WHAT TO PRODUCE -
Below are some records; reproduce every one of them exactly.

PROVIDED ENTRIES -
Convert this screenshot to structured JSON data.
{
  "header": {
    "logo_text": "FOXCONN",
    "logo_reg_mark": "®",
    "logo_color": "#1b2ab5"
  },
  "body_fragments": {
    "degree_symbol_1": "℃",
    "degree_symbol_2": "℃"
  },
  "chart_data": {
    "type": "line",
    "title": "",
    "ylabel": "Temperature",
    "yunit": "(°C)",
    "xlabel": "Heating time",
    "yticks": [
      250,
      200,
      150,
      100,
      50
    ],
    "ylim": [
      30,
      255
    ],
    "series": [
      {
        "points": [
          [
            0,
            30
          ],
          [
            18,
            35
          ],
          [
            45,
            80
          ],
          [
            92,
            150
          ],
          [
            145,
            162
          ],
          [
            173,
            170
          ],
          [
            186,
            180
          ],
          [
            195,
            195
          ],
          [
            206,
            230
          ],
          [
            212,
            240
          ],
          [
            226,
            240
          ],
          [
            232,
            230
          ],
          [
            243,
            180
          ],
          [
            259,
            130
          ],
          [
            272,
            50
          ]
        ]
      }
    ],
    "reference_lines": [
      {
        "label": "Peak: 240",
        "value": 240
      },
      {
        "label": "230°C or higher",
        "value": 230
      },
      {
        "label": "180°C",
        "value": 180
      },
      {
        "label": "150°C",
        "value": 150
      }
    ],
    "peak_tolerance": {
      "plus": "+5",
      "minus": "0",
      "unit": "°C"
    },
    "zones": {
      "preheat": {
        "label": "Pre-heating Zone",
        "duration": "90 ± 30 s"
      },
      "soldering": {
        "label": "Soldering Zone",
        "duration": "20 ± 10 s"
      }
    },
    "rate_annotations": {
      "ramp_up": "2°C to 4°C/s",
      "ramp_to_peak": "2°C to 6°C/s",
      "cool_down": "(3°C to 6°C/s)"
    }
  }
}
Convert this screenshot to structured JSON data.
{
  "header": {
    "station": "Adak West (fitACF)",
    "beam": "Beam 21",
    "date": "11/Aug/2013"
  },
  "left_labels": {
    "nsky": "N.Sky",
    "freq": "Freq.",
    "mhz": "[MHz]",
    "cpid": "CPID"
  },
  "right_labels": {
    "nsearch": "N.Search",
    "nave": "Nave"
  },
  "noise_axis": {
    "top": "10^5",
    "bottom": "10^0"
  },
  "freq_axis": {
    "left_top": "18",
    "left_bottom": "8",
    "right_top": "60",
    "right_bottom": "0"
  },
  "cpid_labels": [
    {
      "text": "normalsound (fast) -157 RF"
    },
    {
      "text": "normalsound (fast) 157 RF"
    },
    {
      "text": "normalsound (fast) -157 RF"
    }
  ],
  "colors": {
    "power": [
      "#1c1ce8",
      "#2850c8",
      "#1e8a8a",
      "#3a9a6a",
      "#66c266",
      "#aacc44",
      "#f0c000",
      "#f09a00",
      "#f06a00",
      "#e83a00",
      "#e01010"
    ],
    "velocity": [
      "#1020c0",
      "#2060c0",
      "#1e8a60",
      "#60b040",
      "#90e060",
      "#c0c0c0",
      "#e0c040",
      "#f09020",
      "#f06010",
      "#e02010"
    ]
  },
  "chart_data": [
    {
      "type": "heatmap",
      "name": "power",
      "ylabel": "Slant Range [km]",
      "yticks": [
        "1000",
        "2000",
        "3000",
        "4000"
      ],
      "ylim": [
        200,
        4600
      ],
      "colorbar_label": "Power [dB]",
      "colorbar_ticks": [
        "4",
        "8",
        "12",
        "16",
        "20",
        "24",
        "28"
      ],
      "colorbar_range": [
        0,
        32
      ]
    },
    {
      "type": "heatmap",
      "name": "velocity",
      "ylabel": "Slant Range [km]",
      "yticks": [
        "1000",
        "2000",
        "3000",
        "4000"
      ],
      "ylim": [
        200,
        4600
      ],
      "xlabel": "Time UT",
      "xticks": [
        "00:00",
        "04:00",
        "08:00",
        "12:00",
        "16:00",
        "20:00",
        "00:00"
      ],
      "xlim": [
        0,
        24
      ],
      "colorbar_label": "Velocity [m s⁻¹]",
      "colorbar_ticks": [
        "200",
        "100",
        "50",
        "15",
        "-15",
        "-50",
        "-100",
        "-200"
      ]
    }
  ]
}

EXPECTED ANSWER -
Convert this screenshot to structured JSON data.
{
  "header": {
    "logo_text": "FOXCONN",
    "logo_reg_mark": "®",
    "logo_color": "#1b2ab5"
  },
  "body_fragments": {
    "degree_symbol_1": "℃",
    "degree_symbol_2": "℃"
  },
  "chart_data": {
    "type": "line",
    "title": "",
    "ylabel": "Temperature",
    "yunit": "(°C)",
    "xlabel": "Heating time",
    "yticks": [
      250,
      200,
      150,
      100,
      50
    ],
    "ylim": [
      30,
      255
    ],
    "series": [
      {
        "points": [
          [
            0,
            30
          ],
          [
            18,
            35
          ],
          [
            45,
            80
          ],
          [
            92,
            150
          ],
          [
            145,
            162
          ],
          [
            173,
            170
          ],
          [
            186,
            180
          ],
          [
            195,
            195
          ],
          [
            206,
            230
          ],
          [
            212,
            240
          ],
          [
            226,
            240
          ],
          [
            232,
            230
          ],
          [
            243,
            180
          ],
          [
            259,
            130
          ],
          [
            272,
            50
          ]
        ]
      }
    ],
    "reference_lines": [
      {
        "label": "Peak: 240",
        "value": 240
      },
      {
        "label": "230°C or higher",
        "value": 230
      },
      {
        "label": "180°C",
        "value": 180
      },
      {
        "label": "150°C",
        "value": 150
      }
    ],
    "peak_tolerance": {
      "plus": "+5",
      "minus": "0",
      "unit": "°C"
    },
    "zones": {
      "preheat": {
        "label": "Pre-heating Zone",
        "duration": "90 ± 30 s"
      },
      "soldering": {
        "label": "Soldering Zone",
        "duration": "20 ± 10 s"
      }
    },
    "rate_annotations": {
      "ramp_up": "2°C to 4°C/s",
      "ramp_to_peak": "2°C to 6°C/s",
      "cool_down": "(3°C to 6°C/s)"
    }
  }
}
Convert this screenshot to structured JSON data.
{
  "header": {
    "station": "Adak West (fitACF)",
    "beam": "Beam 21",
    "date": "11/Aug/2013"
  },
  "left_labels": {
    "nsky": "N.Sky",
    "freq": "Freq.",
    "mhz": "[MHz]",
    "cpid": "CPID"
  },
  "right_labels": {
    "nsearch": "N.Search",
    "nave": "Nave"
  },
  "noise_axis": {
    "top": "10^5",
    "bottom": "10^0"
  },
  "freq_axis": {
    "left_top": "18",
    "left_bottom": "8",
    "right_top": "60",
    "right_bottom": "0"
  },
  "cpid_labels": [
    {
      "text": "normalsound (fast) -157 RF"
    },
    {
      "text": "normalsound (fast) 157 RF"
    },
    {
      "text": "normalsound (fast) -157 RF"
    }
  ],
  "colors": {
    "power": [
      "#1c1ce8",
      "#2850c8",
      "#1e8a8a",
      "#3a9a6a",
      "#66c266",
      "#aacc44",
      "#f0c000",
      "#f09a00",
      "#f06a00",
      "#e83a00",
      "#e01010"
    ],
    "velocity": [
      "#1020c0",
      "#2060c0",
      "#1e8a60",
      "#60b040",
      "#90e060",
      "#c0c0c0",
      "#e0c040",
      "#f09020",
      "#f06010",
      "#e02010"
    ]
  },
  "chart_data": [
    {
      "type": "heatmap",
      "name": "power",
      "ylabel": "Slant Range [km]",
      "yticks": [
        "1000",
        "2000",
        "3000",
        "4000"
      ],
      "ylim": [
        200,
        4600
      ],
      "colorbar_label": "Power [dB]",
      "colorbar_ticks": [
        "4",
        "8",
        "12",
        "16",
        "20",
        "24",
        "28"
      ],
      "colorbar_range": [
        0,
        32
      ]
    },
    {
      "type": "heatmap",
      "name": "velocity",
      "ylabel": "Slant Range [km]",
      "yticks": [
        "1000",
        "2000",
        "3000",
        "4000"
      ],
      "ylim": [
        200,
        4600
      ],
      "xlabel": "Time UT",
      "xticks": [
        "00:00",
        "04:00",
        "08:00",
        "12:00",
        "16:00",
        "20:00",
        "00:00"
      ],
      "xlim": [
        0,
        24
      ],
      "colorbar_label": "Velocity [m s⁻¹]",
      "colorbar_ticks": [
        "200",
        "100",
        "50",
        "15",
        "-15",
        "-50",
        "-100",
        "-200"
      ]
    }
  ]
}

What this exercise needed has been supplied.